─── Rows ───

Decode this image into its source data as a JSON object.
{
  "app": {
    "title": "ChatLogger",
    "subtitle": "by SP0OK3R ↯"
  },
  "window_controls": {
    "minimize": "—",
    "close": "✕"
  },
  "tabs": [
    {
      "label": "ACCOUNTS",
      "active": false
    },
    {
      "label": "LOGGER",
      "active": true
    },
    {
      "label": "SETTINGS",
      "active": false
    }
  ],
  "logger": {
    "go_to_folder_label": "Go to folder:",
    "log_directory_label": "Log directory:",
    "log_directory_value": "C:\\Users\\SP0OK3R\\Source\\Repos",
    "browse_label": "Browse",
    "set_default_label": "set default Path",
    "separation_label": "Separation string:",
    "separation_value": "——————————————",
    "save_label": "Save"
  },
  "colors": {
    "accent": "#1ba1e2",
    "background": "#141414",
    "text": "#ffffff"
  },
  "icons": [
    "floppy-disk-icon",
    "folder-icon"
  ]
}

───

**Aim of the task**. Quote the data above in full, changing nothing.

**The completed task**.
Decode this image into its source data as a JSON object.
{
  "app": {
    "title": "ChatLogger",
    "subtitle": "by SP0OK3R ↯"
  },
  "window_controls": {
    "minimize": "—",
    "close": "✕"
  },
  "tabs": [
    {
      "label": "ACCOUNTS",
      "active": false
    },
    {
      "label": "LOGGER",
      "active": true
    },
    {
      "label": "SETTINGS",
      "active": false
    }
  ],
  "logger": {
    "go_to_folder_label": "Go to folder:",
    "log_directory_label": "Log directory:",
    "log_directory_value": "C:\\Users\\SP0OK3R\\Source\\Repos",
    "browse_label": "Browse",
    "set_default_label": "set default Path",
    "separation_label": "Separation string:",
    "separation_value": "——————————————",
    "save_label": "Save"
  },
  "colors": {
    "accent": "#1ba1e2",
    "background": "#141414",
    "text": "#ffffff"
  },
  "icons": [
    "floppy-disk-icon",
    "folder-icon"
  ]
}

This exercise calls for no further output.